(Items listed in a dataset)
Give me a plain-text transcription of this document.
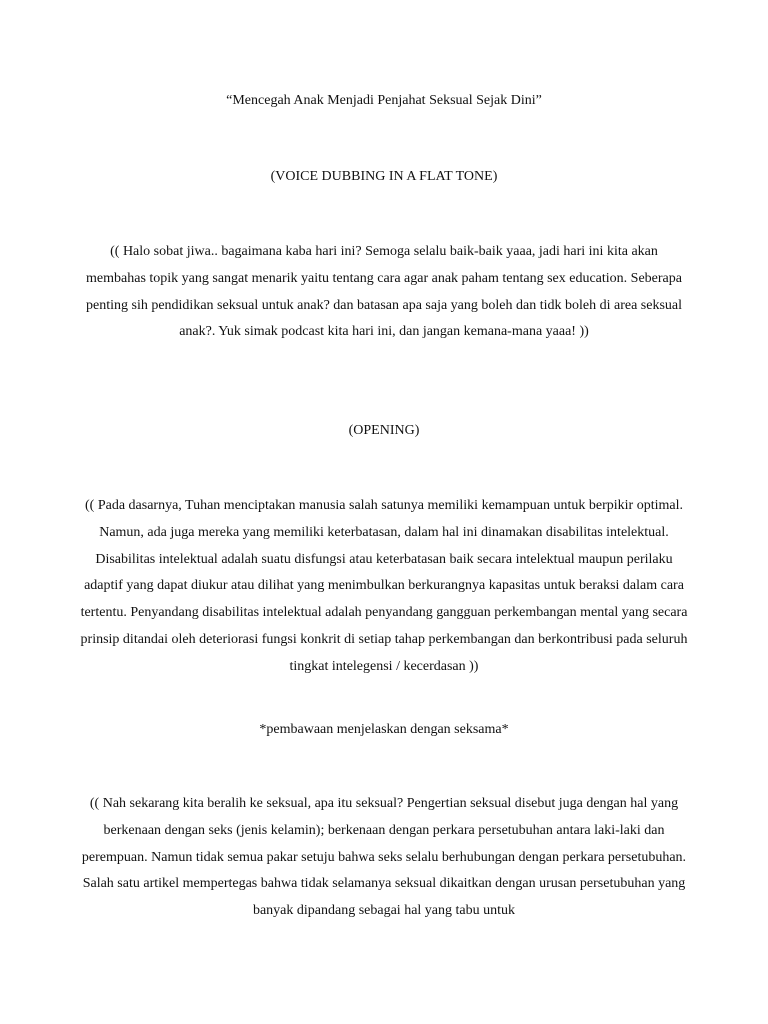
“Mencegah Anak Menjadi Penjahat Seksual Sejak Dini”

(VOICE DUBBING IN A FLAT TONE)

(( Halo sobat jiwa.. bagaimana kaba hari ini? Semoga selalu baik-baik yaaa, jadi hari ini kita akan membahas topik yang sangat menarik yaitu tentang cara agar anak paham tentang sex education. Seberapa penting sih pendidikan seksual untuk anak? dan batasan apa saja yang boleh dan tidk boleh di area seksual anak?. Yuk simak podcast kita hari ini, dan jangan kemana-mana yaaa! ))

(OPENING)

(( Pada dasarnya, Tuhan menciptakan manusia salah satunya memiliki kemampuan untuk berpikir optimal. Namun, ada juga mereka yang memiliki keterbatasan, dalam hal ini dinamakan disabilitas intelektual. Disabilitas intelektual adalah suatu disfungsi atau keterbatasan baik secara intelektual maupun perilaku adaptif yang dapat diukur atau dilihat yang menimbulkan berkurangnya kapasitas untuk beraksi dalam cara tertentu. Penyandang disabilitas intelektual adalah penyandang gangguan perkembangan mental yang secara prinsip ditandai oleh deteriorasi fungsi konkrit di setiap tahap perkembangan dan berkontribusi pada seluruh tingkat intelegensi / kecerdasan ))

*pembawaan menjelaskan dengan seksama*

(( Nah sekarang kita beralih ke seksual, apa itu seksual? Pengertian seksual disebut juga dengan hal yang berkenaan dengan seks (jenis kelamin); berkenaan dengan perkara persetubuhan antara laki-laki dan perempuan. Namun tidak semua pakar setuju bahwa seks selalu berhubungan dengan perkara persetubuhan. Salah satu artikel mempertegas bahwa tidak selamanya seksual dikaitkan dengan urusan persetubuhan yang banyak dipandang sebagai hal yang tabu untuk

- [WORK TO DO]: What is the number of lines in the records that contain "Namun"? Give that number only.

- [RIGHT ANSWER]: 2